## Task goal
Identify the lines holding "kopii" and copy them.

——————————

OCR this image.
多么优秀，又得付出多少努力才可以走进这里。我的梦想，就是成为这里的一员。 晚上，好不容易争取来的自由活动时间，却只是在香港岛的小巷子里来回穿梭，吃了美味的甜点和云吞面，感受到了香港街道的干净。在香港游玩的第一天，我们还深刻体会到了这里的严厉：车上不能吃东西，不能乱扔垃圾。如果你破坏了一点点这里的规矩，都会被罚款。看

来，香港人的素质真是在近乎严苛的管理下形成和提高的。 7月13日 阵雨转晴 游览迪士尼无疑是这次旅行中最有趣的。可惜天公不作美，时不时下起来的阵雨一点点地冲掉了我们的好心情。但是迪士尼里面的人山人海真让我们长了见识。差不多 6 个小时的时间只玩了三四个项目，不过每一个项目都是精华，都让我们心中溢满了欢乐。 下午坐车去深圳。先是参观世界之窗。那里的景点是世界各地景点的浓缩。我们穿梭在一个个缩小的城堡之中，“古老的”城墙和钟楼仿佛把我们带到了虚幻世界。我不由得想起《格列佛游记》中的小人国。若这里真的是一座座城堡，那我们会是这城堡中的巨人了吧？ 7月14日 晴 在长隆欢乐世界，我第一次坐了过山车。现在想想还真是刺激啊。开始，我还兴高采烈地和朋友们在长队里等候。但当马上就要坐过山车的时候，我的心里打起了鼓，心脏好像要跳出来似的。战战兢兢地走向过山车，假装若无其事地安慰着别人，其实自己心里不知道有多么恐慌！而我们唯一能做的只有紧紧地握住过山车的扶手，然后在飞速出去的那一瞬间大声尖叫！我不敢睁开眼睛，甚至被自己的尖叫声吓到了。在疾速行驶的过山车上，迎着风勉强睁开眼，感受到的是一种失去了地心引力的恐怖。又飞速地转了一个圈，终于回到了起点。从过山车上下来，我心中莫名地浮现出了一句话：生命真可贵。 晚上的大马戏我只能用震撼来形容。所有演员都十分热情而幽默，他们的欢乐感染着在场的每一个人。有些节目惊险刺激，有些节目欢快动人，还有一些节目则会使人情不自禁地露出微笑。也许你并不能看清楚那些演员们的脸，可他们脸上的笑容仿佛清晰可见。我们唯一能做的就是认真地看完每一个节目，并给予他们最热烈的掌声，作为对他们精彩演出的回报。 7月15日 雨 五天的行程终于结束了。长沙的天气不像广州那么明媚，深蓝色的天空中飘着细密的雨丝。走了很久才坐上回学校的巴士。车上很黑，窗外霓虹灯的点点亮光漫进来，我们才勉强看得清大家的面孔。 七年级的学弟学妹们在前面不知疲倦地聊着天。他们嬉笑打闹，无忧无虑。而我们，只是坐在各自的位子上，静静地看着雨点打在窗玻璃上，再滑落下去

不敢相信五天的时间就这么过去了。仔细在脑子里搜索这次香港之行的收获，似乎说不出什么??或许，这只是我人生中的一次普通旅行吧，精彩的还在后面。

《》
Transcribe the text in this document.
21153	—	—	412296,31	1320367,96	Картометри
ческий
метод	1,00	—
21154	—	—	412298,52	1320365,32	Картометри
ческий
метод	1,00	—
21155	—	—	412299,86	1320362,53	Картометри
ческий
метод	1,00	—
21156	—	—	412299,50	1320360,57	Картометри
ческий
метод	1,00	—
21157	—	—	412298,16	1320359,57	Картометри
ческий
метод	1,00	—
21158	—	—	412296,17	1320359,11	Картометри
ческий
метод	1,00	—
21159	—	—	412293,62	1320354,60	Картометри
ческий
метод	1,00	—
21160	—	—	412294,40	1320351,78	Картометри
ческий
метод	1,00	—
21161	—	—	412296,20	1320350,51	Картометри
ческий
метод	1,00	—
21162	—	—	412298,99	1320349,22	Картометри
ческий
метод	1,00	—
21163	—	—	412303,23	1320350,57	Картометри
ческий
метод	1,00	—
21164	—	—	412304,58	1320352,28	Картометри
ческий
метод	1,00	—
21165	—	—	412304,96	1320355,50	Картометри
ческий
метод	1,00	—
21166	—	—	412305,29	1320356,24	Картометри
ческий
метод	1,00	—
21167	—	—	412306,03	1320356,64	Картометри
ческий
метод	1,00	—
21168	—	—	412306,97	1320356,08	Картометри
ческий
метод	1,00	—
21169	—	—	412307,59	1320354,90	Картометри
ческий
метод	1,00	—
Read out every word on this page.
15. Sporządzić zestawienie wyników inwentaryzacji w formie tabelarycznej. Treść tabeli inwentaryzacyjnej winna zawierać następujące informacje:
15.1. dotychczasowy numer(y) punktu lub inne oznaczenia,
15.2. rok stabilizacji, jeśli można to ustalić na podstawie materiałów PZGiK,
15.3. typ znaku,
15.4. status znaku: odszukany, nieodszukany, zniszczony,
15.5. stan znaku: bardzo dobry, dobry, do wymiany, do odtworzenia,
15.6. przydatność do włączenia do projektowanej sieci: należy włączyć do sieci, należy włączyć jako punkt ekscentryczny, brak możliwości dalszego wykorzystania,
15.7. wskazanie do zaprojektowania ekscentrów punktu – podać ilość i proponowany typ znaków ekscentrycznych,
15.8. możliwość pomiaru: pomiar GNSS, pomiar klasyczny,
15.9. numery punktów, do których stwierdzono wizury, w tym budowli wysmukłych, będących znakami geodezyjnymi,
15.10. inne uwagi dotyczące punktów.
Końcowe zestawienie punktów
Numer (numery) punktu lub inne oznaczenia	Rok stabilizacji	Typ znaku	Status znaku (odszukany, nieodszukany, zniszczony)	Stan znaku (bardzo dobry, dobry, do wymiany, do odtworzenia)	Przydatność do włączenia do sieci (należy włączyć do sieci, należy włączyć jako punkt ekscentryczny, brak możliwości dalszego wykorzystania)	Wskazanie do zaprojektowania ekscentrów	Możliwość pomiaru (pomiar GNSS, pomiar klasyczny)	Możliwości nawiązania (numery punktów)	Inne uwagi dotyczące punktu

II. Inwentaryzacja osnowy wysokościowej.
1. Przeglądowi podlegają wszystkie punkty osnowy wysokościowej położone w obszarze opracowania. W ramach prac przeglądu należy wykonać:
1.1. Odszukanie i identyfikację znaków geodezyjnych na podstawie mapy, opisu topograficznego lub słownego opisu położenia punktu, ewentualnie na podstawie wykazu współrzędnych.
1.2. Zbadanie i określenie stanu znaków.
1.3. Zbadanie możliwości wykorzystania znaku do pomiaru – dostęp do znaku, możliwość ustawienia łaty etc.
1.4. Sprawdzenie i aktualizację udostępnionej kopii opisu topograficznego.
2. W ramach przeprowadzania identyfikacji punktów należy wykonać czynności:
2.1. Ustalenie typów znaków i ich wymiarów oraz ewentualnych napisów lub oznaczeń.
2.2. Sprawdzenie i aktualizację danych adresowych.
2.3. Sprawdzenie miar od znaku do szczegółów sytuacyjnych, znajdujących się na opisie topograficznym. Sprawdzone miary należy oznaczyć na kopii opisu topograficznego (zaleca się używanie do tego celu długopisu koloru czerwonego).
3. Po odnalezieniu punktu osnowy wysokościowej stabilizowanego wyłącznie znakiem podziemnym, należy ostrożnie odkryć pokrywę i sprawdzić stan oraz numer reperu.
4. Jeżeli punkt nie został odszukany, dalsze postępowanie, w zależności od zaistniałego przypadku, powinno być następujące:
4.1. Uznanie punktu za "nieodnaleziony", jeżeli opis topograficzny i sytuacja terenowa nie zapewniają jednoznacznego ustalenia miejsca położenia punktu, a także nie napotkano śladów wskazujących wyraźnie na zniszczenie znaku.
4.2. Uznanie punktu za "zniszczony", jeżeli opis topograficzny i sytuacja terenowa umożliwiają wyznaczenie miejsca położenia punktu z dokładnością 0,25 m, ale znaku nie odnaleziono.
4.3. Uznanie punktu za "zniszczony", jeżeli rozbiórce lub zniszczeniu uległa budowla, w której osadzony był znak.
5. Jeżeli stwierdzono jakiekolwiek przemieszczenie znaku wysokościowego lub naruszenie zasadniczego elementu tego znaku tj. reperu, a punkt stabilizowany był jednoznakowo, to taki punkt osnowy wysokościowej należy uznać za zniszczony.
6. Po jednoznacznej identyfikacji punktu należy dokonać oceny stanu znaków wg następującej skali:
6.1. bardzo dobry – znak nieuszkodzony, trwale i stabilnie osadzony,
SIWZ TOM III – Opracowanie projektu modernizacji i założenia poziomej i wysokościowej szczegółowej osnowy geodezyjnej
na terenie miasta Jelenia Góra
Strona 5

——————————

## Task solution
1.4. Sprawdzenie i aktualizację udostępnionej kopii opisu topograficznego.
2.3. Sprawdzenie miar od znaku do szczegółów sytuacyjnych, znajdujących się na opisie topograficznym. Sprawdzone miary należy oznaczyć na kopii opisu topograficznego (zaleca się używanie do tego celu długopisu koloru czerwonego).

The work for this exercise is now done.